» **Short exercise**: The data below is to be returned in full and exactly.
:::::
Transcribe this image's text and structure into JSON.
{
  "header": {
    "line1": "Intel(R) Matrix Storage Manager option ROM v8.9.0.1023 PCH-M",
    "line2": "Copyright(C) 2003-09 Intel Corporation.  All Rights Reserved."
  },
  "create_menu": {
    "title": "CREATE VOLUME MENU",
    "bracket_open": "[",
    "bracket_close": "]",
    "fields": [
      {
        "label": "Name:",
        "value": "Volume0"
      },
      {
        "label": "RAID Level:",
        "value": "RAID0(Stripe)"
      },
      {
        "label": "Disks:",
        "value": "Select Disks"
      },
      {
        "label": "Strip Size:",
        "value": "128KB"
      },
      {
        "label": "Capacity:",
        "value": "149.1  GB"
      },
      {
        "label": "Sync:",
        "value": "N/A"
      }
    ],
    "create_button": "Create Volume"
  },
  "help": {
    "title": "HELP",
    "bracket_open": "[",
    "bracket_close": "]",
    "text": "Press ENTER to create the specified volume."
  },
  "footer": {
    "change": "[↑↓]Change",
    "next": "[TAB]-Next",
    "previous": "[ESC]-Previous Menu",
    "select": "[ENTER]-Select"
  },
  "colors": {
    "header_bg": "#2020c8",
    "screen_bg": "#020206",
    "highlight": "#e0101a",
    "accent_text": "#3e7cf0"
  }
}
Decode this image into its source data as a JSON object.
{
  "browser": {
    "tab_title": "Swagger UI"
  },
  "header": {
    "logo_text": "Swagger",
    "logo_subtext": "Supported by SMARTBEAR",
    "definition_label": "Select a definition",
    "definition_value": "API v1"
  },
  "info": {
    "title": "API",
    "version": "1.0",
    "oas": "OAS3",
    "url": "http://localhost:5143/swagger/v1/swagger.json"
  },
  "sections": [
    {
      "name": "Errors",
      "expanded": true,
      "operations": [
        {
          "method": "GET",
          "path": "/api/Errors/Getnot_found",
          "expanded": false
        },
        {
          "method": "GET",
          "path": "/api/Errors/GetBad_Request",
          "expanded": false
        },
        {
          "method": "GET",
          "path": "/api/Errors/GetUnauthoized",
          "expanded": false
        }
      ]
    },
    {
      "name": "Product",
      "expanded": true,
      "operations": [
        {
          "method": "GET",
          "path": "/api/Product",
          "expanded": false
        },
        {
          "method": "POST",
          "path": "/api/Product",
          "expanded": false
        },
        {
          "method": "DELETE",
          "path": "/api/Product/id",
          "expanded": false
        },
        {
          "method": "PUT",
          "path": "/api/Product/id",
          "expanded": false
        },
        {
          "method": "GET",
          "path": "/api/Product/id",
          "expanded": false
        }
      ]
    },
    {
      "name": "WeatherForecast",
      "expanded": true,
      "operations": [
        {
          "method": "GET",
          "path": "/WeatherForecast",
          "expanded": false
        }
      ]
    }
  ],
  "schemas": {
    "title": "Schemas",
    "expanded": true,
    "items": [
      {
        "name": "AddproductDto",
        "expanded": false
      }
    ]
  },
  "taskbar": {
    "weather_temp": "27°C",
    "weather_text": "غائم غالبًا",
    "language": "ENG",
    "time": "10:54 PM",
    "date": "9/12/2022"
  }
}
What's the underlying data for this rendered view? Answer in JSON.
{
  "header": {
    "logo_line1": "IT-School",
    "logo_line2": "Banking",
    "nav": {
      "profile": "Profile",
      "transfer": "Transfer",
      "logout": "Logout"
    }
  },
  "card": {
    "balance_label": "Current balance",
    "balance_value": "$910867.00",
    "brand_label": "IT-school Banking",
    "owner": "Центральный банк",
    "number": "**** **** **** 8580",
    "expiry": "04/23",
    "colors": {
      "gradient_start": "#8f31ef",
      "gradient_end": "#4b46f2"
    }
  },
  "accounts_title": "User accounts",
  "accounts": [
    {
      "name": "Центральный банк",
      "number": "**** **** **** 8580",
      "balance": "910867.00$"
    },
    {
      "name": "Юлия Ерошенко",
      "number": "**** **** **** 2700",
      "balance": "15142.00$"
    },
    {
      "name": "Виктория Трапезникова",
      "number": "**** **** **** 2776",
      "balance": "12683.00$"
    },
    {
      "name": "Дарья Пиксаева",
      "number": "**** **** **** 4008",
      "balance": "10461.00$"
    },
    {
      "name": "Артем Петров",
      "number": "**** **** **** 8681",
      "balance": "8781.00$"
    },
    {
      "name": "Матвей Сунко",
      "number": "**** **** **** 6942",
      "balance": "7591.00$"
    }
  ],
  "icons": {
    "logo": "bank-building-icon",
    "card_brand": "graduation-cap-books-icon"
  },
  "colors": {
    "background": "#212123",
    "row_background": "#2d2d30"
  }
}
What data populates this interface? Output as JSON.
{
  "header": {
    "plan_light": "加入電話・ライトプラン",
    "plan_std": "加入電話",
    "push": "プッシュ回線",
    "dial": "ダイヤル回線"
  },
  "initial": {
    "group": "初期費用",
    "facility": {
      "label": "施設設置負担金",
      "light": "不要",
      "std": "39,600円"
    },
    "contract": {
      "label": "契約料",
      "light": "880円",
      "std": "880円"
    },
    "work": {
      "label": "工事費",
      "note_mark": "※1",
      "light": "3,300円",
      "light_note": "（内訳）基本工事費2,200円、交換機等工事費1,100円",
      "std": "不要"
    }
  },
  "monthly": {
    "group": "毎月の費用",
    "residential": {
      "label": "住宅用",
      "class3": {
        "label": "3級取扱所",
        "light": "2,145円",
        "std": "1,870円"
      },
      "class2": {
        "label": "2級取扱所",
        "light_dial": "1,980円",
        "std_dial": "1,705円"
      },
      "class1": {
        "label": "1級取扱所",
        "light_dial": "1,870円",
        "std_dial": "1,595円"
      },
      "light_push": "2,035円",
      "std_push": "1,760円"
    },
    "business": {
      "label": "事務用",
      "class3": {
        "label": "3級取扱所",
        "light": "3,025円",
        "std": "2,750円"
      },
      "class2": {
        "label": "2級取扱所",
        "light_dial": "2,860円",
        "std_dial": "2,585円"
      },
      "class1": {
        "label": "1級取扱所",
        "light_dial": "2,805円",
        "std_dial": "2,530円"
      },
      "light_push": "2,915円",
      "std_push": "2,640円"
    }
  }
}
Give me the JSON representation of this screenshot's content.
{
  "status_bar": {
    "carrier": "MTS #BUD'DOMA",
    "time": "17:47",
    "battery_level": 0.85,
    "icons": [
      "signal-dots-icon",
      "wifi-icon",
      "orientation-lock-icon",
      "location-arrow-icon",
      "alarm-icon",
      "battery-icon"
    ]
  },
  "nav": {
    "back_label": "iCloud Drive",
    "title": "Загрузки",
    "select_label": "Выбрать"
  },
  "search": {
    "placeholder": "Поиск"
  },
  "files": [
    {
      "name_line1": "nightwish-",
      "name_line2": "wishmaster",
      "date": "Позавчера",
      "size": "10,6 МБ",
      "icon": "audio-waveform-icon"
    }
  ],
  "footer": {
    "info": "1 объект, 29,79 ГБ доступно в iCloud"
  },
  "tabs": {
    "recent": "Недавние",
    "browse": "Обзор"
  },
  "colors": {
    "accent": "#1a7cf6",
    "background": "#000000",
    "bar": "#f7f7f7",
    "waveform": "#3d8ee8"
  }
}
:::::
» **Output**:
Transcribe this image's text and structure into JSON.
{
  "header": {
    "line1": "Intel(R) Matrix Storage Manager option ROM v8.9.0.1023 PCH-M",
    "line2": "Copyright(C) 2003-09 Intel Corporation.  All Rights Reserved."
  },
  "create_menu": {
    "title": "CREATE VOLUME MENU",
    "bracket_open": "[",
    "bracket_close": "]",
    "fields": [
      {
        "label": "Name:",
        "value": "Volume0"
      },
      {
        "label": "RAID Level:",
        "value": "RAID0(Stripe)"
      },
      {
        "label": "Disks:",
        "value": "Select Disks"
      },
      {
        "label": "Strip Size:",
        "value": "128KB"
      },
      {
        "label": "Capacity:",
        "value": "149.1  GB"
      },
      {
        "label": "Sync:",
        "value": "N/A"
      }
    ],
    "create_button": "Create Volume"
  },
  "help": {
    "title": "HELP",
    "bracket_open": "[",
    "bracket_close": "]",
    "text": "Press ENTER to create the specified volume."
  },
  "footer": {
    "change": "[↑↓]Change",
    "next": "[TAB]-Next",
    "previous": "[ESC]-Previous Menu",
    "select": "[ENTER]-Select"
  },
  "colors": {
    "header_bg": "#2020c8",
    "screen_bg": "#020206",
    "highlight": "#e0101a",
    "accent_text": "#3e7cf0"
  }
}
Decode this image into its source data as a JSON object.
{
  "browser": {
    "tab_title": "Swagger UI"
  },
  "header": {
    "logo_text": "Swagger",
    "logo_subtext": "Supported by SMARTBEAR",
    "definition_label": "Select a definition",
    "definition_value": "API v1"
  },
  "info": {
    "title": "API",
    "version": "1.0",
    "oas": "OAS3",
    "url": "http://localhost:5143/swagger/v1/swagger.json"
  },
  "sections": [
    {
      "name": "Errors",
      "expanded": true,
      "operations": [
        {
          "method": "GET",
          "path": "/api/Errors/Getnot_found",
          "expanded": false
        },
        {
          "method": "GET",
          "path": "/api/Errors/GetBad_Request",
          "expanded": false
        },
        {
          "method": "GET",
          "path": "/api/Errors/GetUnauthoized",
          "expanded": false
        }
      ]
    },
    {
      "name": "Product",
      "expanded": true,
      "operations": [
        {
          "method": "GET",
          "path": "/api/Product",
          "expanded": false
        },
        {
          "method": "POST",
          "path": "/api/Product",
          "expanded": false
        },
        {
          "method": "DELETE",
          "path": "/api/Product/id",
          "expanded": false
        },
        {
          "method": "PUT",
          "path": "/api/Product/id",
          "expanded": false
        },
        {
          "method": "GET",
          "path": "/api/Product/id",
          "expanded": false
        }
      ]
    },
    {
      "name": "WeatherForecast",
      "expanded": true,
      "operations": [
        {
          "method": "GET",
          "path": "/WeatherForecast",
          "expanded": false
        }
      ]
    }
  ],
  "schemas": {
    "title": "Schemas",
    "expanded": true,
    "items": [
      {
        "name": "AddproductDto",
        "expanded": false
      }
    ]
  },
  "taskbar": {
    "weather_temp": "27°C",
    "weather_text": "غائم غالبًا",
    "language": "ENG",
    "time": "10:54 PM",
    "date": "9/12/2022"
  }
}
What's the underlying data for this rendered view? Answer in JSON.
{
  "header": {
    "logo_line1": "IT-School",
    "logo_line2": "Banking",
    "nav": {
      "profile": "Profile",
      "transfer": "Transfer",
      "logout": "Logout"
    }
  },
  "card": {
    "balance_label": "Current balance",
    "balance_value": "$910867.00",
    "brand_label": "IT-school Banking",
    "owner": "Центральный банк",
    "number": "**** **** **** 8580",
    "expiry": "04/23",
    "colors": {
      "gradient_start": "#8f31ef",
      "gradient_end": "#4b46f2"
    }
  },
  "accounts_title": "User accounts",
  "accounts": [
    {
      "name": "Центральный банк",
      "number": "**** **** **** 8580",
      "balance": "910867.00$"
    },
    {
      "name": "Юлия Ерошенко",
      "number": "**** **** **** 2700",
      "balance": "15142.00$"
    },
    {
      "name": "Виктория Трапезникова",
      "number": "**** **** **** 2776",
      "balance": "12683.00$"
    },
    {
      "name": "Дарья Пиксаева",
      "number": "**** **** **** 4008",
      "balance": "10461.00$"
    },
    {
      "name": "Артем Петров",
      "number": "**** **** **** 8681",
      "balance": "8781.00$"
    },
    {
      "name": "Матвей Сунко",
      "number": "**** **** **** 6942",
      "balance": "7591.00$"
    }
  ],
  "icons": {
    "logo": "bank-building-icon",
    "card_brand": "graduation-cap-books-icon"
  },
  "colors": {
    "background": "#212123",
    "row_background": "#2d2d30"
  }
}
What data populates this interface? Output as JSON.
{
  "header": {
    "plan_light": "加入電話・ライトプラン",
    "plan_std": "加入電話",
    "push": "プッシュ回線",
    "dial": "ダイヤル回線"
  },
  "initial": {
    "group": "初期費用",
    "facility": {
      "label": "施設設置負担金",
      "light": "不要",
      "std": "39,600円"
    },
    "contract": {
      "label": "契約料",
      "light": "880円",
      "std": "880円"
    },
    "work": {
      "label": "工事費",
      "note_mark": "※1",
      "light": "3,300円",
      "light_note": "（内訳）基本工事費2,200円、交換機等工事費1,100円",
      "std": "不要"
    }
  },
  "monthly": {
    "group": "毎月の費用",
    "residential": {
      "label": "住宅用",
      "class3": {
        "label": "3級取扱所",
        "light": "2,145円",
        "std": "1,870円"
      },
      "class2": {
        "label": "2級取扱所",
        "light_dial": "1,980円",
        "std_dial": "1,705円"
      },
      "class1": {
        "label": "1級取扱所",
        "light_dial": "1,870円",
        "std_dial": "1,595円"
      },
      "light_push": "2,035円",
      "std_push": "1,760円"
    },
    "business": {
      "label": "事務用",
      "class3": {
        "label": "3級取扱所",
        "light": "3,025円",
        "std": "2,750円"
      },
      "class2": {
        "label": "2級取扱所",
        "light_dial": "2,860円",
        "std_dial": "2,585円"
      },
      "class1": {
        "label": "1級取扱所",
        "light_dial": "2,805円",
        "std_dial": "2,530円"
      },
      "light_push": "2,915円",
      "std_push": "2,640円"
    }
  }
}
Give me the JSON representation of this screenshot's content.
{
  "status_bar": {
    "carrier": "MTS #BUD'DOMA",
    "time": "17:47",
    "battery_level": 0.85,
    "icons": [
      "signal-dots-icon",
      "wifi-icon",
      "orientation-lock-icon",
      "location-arrow-icon",
      "alarm-icon",
      "battery-icon"
    ]
  },
  "nav": {
    "back_label": "iCloud Drive",
    "title": "Загрузки",
    "select_label": "Выбрать"
  },
  "search": {
    "placeholder": "Поиск"
  },
  "files": [
    {
      "name_line1": "nightwish-",
      "name_line2": "wishmaster",
      "date": "Позавчера",
      "size": "10,6 МБ",
      "icon": "audio-waveform-icon"
    }
  ],
  "footer": {
    "info": "1 объект, 29,79 ГБ доступно в iCloud"
  },
  "tabs": {
    "recent": "Недавние",
    "browse": "Обзор"
  },
  "colors": {
    "accent": "#1a7cf6",
    "background": "#000000",
    "bar": "#f7f7f7",
    "waveform": "#3d8ee8"
  }
}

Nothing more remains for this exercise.